# Data entries:
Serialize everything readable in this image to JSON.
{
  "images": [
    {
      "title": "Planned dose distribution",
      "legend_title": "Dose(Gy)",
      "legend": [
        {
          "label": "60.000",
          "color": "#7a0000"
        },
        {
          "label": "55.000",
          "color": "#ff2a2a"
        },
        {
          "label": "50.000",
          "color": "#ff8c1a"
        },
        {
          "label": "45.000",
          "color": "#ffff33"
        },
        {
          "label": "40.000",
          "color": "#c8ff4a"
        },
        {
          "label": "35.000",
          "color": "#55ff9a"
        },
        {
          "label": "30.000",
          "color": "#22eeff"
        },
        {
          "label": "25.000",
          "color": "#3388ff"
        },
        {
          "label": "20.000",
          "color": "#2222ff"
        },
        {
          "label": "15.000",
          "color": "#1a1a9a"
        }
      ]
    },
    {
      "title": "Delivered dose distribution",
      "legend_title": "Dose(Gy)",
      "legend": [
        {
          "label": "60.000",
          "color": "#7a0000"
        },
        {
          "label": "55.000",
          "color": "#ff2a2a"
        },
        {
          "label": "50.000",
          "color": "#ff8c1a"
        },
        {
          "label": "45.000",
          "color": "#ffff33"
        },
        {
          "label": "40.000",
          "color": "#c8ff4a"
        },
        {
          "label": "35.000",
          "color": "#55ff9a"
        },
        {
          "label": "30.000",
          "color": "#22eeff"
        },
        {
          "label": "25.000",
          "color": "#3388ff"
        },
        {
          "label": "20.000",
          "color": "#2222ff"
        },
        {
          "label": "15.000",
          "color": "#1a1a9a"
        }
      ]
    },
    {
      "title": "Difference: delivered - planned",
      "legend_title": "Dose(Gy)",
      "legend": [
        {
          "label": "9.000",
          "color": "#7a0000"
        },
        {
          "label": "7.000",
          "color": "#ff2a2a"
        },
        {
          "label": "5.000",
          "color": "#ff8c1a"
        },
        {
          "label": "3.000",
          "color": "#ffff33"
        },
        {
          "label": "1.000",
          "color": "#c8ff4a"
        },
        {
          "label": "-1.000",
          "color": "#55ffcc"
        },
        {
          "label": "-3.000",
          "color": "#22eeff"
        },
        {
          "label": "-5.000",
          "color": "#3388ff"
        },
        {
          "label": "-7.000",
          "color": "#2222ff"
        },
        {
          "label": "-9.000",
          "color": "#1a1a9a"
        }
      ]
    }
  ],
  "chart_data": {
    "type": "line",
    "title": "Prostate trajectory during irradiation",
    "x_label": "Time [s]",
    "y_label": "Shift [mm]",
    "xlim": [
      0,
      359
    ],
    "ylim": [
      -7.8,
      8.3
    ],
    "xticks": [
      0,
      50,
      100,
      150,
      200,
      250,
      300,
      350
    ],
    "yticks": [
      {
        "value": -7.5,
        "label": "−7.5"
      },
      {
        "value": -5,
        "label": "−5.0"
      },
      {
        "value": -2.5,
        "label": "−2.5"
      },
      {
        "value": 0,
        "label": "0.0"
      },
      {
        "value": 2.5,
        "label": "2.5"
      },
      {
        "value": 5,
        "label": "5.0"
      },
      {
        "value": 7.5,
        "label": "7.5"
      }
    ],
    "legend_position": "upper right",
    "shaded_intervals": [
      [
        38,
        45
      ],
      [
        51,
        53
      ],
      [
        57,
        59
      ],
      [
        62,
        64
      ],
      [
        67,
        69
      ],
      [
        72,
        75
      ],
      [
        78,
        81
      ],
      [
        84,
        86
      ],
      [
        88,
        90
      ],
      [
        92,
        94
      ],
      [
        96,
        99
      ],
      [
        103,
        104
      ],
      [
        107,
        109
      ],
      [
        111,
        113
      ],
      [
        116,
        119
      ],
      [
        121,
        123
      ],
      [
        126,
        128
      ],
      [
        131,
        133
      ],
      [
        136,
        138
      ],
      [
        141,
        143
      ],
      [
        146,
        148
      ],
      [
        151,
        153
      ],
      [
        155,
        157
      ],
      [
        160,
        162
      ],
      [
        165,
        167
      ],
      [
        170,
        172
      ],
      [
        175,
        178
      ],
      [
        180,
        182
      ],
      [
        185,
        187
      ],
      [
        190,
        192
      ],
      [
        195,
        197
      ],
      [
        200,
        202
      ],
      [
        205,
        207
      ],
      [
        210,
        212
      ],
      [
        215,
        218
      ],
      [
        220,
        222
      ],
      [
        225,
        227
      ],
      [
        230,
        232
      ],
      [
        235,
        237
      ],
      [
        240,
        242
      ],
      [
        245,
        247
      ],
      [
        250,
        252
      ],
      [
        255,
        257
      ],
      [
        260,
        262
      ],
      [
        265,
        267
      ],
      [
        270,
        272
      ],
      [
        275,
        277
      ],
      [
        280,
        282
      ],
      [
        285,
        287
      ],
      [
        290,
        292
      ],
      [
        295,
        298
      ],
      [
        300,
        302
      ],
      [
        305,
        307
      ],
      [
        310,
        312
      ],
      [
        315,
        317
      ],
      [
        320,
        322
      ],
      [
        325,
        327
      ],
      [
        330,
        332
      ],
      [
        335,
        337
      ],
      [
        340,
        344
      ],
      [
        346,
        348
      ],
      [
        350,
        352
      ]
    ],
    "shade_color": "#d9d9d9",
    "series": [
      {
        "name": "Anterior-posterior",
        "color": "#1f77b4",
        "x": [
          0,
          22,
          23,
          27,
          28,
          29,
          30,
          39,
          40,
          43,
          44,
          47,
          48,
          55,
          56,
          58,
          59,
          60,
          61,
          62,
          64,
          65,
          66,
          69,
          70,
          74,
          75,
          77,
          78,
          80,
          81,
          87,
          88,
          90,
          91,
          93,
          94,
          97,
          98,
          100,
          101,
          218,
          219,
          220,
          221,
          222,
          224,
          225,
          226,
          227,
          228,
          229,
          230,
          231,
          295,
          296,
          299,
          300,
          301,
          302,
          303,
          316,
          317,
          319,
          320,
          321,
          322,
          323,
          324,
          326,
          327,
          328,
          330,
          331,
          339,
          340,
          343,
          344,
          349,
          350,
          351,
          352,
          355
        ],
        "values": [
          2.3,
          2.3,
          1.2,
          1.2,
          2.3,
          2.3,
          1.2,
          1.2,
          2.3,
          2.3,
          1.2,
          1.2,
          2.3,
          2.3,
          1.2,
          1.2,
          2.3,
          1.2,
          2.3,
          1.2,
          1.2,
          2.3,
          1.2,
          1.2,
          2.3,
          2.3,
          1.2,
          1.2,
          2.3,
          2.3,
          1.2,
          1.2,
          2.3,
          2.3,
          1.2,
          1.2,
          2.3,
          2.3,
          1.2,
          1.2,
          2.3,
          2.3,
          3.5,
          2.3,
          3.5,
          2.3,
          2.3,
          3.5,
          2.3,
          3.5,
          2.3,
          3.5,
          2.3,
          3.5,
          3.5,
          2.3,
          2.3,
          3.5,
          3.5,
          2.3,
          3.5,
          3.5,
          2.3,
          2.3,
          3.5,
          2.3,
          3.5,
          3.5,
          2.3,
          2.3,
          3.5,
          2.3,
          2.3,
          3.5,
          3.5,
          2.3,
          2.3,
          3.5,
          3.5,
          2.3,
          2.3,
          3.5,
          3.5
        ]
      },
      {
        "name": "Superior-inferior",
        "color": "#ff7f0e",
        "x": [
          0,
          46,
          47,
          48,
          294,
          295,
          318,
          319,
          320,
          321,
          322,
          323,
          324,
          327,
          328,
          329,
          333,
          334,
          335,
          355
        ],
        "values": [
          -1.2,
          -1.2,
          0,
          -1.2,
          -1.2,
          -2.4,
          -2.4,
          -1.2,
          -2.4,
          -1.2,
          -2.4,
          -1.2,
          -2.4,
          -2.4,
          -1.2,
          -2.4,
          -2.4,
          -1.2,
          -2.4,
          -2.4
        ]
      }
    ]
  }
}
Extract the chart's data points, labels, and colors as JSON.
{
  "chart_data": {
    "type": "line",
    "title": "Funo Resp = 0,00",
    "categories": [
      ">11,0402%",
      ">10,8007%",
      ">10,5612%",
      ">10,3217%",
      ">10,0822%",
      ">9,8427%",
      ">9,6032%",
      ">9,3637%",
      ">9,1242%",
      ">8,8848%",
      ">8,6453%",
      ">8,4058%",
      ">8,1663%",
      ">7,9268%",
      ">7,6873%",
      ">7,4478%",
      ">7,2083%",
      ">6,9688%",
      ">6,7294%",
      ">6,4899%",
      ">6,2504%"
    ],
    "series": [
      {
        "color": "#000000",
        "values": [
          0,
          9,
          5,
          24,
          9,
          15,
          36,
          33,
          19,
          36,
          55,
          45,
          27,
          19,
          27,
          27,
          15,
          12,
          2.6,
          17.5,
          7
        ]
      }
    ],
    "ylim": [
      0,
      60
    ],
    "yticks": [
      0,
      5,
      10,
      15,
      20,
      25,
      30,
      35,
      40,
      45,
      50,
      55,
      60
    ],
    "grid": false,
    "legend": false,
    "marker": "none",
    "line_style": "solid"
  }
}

# Given task:
Find the line with "Extract the chart's" in the listing above, then write out that line and each remaining line exactly, with no other text.

# Task response:
Extract the chart's data points, labels, and colors as JSON.
{
  "chart_data": {
    "type": "line",
    "title": "Funo Resp = 0,00",
    "categories": [
      ">11,0402%",
      ">10,8007%",
      ">10,5612%",
      ">10,3217%",
      ">10,0822%",
      ">9,8427%",
      ">9,6032%",
      ">9,3637%",
      ">9,1242%",
      ">8,8848%",
      ">8,6453%",
      ">8,4058%",
      ">8,1663%",
      ">7,9268%",
      ">7,6873%",
      ">7,4478%",
      ">7,2083%",
      ">6,9688%",
      ">6,7294%",
      ">6,4899%",
      ">6,2504%"
    ],
    "series": [
      {
        "color": "#000000",
        "values": [
          0,
          9,
          5,
          24,
          9,
          15,
          36,
          33,
          19,
          36,
          55,
          45,
          27,
          19,
          27,
          27,
          15,
          12,
          2.6,
          17.5,
          7
        ]
      }
    ],
    "ylim": [
      0,
      60
    ],
    "yticks": [
      0,
      5,
      10,
      15,
      20,
      25,
      30,
      35,
      40,
      45,
      50,
      55,
      60
    ],
    "grid": false,
    "legend": false,
    "marker": "none",
    "line_style": "solid"
  }
}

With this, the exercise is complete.